• **The request**
Filter the records below and copy every line containing the word "bookkeeping".

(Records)

------------------------------------------------------------

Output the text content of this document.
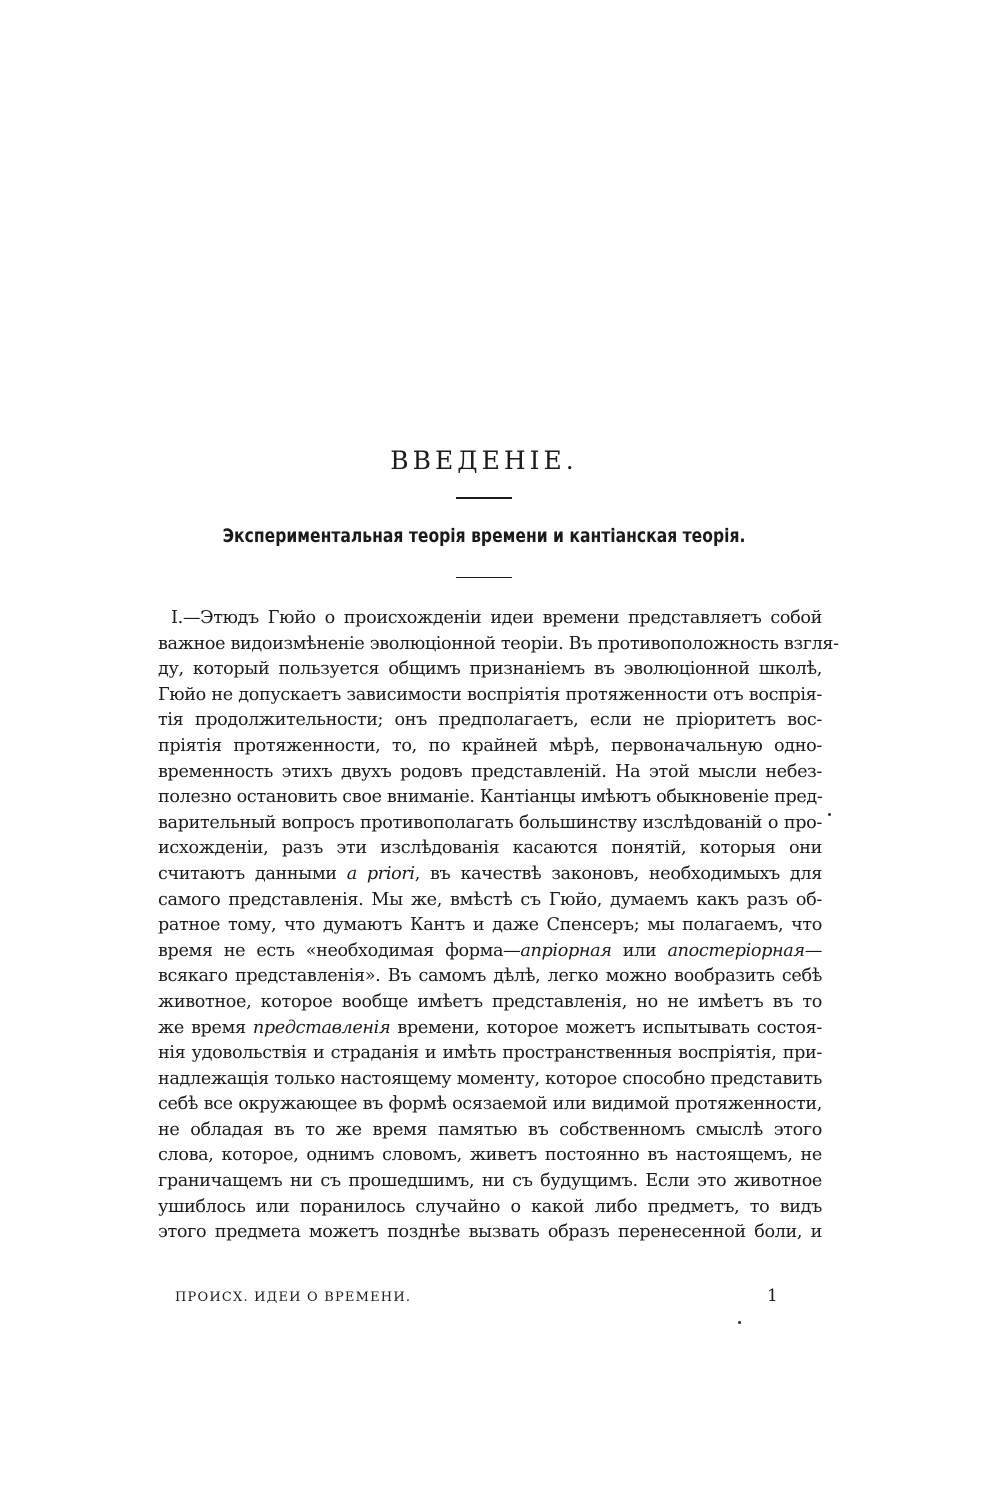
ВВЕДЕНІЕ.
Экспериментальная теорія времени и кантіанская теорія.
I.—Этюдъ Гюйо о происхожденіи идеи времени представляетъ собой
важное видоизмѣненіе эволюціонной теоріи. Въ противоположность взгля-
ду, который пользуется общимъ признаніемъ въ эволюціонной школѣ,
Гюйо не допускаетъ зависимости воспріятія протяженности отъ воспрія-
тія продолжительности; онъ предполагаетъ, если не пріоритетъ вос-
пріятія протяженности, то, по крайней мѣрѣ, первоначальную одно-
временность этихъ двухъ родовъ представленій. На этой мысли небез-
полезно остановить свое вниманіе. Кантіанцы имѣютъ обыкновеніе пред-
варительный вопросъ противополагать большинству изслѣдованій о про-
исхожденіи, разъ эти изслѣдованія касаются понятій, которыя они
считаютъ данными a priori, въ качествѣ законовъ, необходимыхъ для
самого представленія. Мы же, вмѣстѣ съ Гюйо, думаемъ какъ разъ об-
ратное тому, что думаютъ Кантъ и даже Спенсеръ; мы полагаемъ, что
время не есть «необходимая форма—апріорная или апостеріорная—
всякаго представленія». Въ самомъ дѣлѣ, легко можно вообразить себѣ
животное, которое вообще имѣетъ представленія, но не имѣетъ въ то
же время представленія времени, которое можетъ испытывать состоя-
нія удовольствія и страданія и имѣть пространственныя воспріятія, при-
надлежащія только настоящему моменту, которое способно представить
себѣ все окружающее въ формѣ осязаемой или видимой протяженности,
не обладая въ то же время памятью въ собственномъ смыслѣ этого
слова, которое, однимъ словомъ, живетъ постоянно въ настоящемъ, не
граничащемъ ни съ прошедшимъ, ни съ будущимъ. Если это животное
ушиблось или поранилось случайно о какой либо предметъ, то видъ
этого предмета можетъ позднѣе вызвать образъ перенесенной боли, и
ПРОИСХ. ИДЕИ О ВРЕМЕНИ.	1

------------------------------------------------------------

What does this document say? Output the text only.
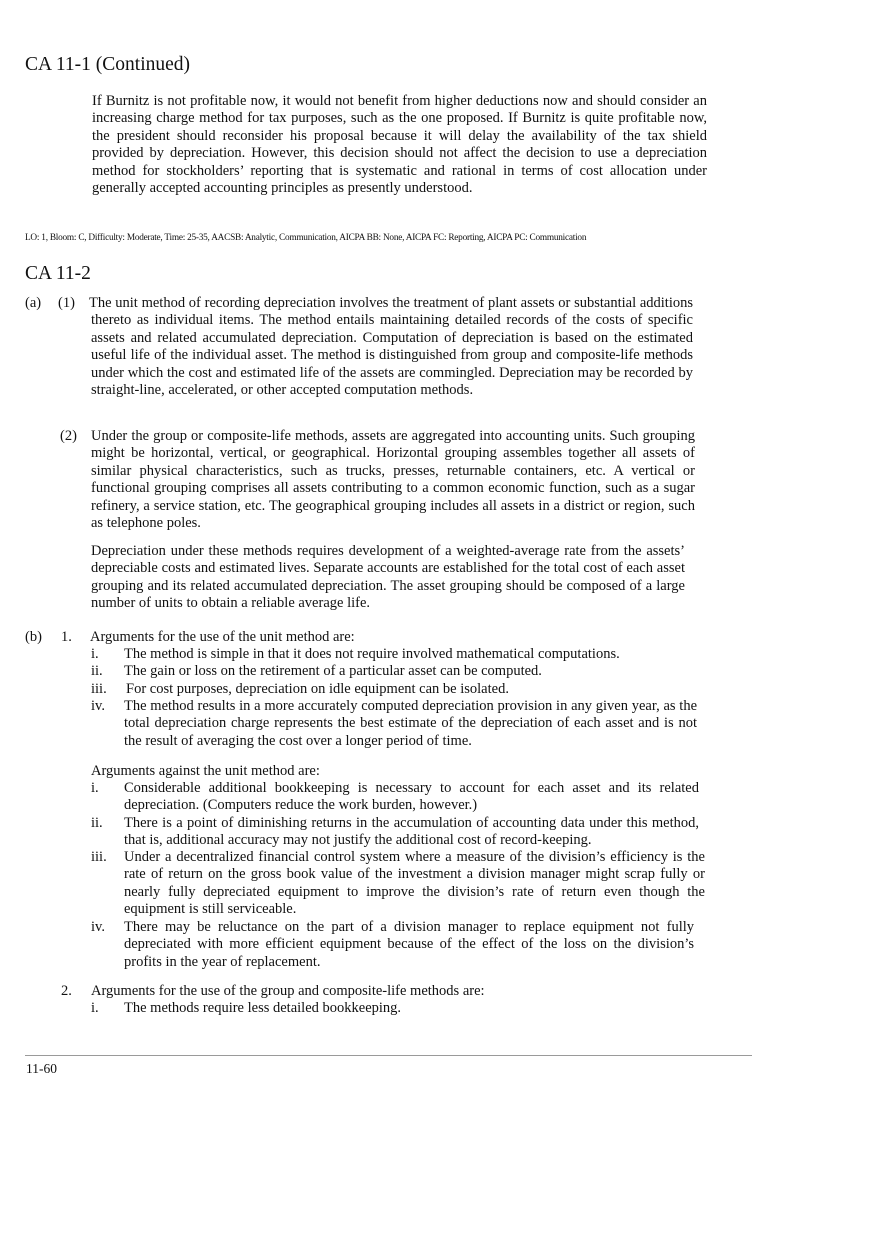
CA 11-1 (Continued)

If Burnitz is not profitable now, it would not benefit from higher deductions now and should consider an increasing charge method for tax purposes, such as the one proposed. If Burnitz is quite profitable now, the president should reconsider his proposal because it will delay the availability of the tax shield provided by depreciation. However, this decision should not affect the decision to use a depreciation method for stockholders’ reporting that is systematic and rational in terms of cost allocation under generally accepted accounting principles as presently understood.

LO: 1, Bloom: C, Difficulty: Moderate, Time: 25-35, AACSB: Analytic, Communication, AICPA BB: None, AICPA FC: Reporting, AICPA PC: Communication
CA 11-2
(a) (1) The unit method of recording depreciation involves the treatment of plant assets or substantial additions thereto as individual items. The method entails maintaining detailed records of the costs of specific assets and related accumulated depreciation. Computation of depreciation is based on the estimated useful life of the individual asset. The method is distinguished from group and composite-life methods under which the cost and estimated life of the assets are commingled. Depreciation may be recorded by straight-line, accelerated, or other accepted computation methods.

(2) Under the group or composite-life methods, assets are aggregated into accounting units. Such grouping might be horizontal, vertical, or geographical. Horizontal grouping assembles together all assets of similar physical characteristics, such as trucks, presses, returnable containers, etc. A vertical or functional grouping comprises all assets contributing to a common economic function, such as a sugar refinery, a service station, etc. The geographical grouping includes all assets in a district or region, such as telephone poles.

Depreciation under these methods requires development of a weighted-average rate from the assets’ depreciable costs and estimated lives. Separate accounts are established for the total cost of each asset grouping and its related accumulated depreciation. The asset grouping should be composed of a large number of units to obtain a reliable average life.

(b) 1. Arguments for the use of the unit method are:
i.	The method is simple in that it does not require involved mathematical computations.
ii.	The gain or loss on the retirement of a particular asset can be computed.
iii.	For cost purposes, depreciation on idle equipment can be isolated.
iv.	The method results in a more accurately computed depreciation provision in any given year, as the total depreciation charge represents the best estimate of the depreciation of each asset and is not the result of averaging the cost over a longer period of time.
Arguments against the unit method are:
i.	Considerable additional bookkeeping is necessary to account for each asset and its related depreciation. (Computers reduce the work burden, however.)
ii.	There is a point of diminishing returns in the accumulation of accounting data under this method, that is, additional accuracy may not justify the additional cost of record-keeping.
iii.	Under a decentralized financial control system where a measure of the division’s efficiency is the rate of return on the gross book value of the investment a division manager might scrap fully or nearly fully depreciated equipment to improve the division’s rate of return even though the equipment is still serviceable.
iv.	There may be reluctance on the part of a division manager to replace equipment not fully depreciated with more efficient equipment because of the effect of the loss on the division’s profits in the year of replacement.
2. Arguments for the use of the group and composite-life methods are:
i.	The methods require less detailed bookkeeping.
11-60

------------------------------------------------------------

• **Exercise solution**
i.	Considerable additional bookkeeping is necessary to account for each asset and its related depreciation. (Computers reduce the work burden, however.)
i.	The methods require less detailed bookkeeping.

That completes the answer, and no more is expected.